┌────────

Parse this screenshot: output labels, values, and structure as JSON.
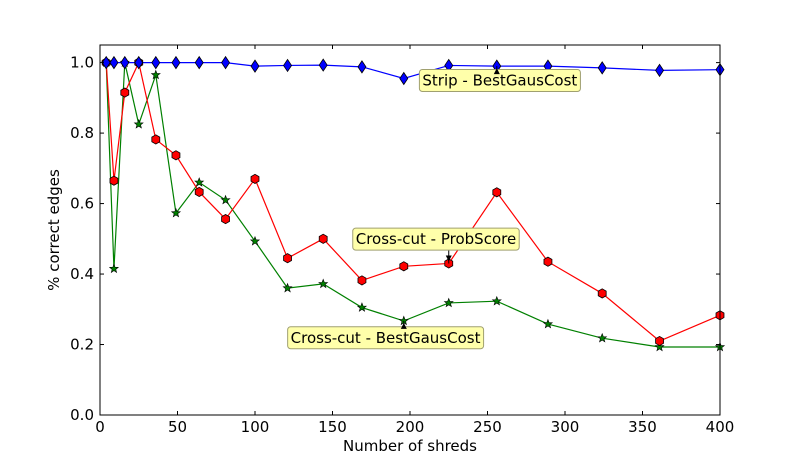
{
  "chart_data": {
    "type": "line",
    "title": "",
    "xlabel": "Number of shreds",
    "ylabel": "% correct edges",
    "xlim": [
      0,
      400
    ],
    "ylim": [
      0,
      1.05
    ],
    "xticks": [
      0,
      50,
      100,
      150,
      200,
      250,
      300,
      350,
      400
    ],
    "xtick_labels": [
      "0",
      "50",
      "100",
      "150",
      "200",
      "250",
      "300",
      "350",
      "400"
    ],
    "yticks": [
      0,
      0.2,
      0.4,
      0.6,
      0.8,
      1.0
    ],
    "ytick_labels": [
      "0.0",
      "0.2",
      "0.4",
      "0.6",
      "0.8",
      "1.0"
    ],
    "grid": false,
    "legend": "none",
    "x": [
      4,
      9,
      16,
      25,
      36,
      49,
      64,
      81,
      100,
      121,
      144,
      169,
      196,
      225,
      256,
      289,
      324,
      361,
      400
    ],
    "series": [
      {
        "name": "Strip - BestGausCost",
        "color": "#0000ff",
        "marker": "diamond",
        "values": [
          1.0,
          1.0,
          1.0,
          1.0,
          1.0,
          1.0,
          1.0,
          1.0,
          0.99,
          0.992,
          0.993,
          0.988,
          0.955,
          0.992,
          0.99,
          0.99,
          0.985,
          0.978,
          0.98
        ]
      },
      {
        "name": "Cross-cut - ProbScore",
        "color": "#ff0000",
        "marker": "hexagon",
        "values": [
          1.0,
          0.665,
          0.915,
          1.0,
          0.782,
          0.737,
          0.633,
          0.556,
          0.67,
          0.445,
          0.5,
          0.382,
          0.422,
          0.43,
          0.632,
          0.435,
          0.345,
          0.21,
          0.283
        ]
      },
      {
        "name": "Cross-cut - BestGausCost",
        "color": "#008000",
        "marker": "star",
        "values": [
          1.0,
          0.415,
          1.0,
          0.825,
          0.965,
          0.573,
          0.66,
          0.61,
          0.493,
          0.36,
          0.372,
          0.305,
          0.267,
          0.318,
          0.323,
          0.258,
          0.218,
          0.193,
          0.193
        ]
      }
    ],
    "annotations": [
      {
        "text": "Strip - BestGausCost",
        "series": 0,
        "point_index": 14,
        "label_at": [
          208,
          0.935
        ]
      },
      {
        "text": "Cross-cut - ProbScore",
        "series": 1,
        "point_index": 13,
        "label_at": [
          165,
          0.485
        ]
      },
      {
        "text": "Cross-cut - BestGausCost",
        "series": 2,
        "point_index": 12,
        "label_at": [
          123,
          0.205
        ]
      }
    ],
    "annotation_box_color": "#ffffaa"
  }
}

└────────

> CHALLENGE:
Look through the data and gather every line with the string "ProbScore" in it.

> RESPONSE TO THE TASK:
        "name": "Cross-cut - ProbScore",
        "text": "Cross-cut - ProbScore",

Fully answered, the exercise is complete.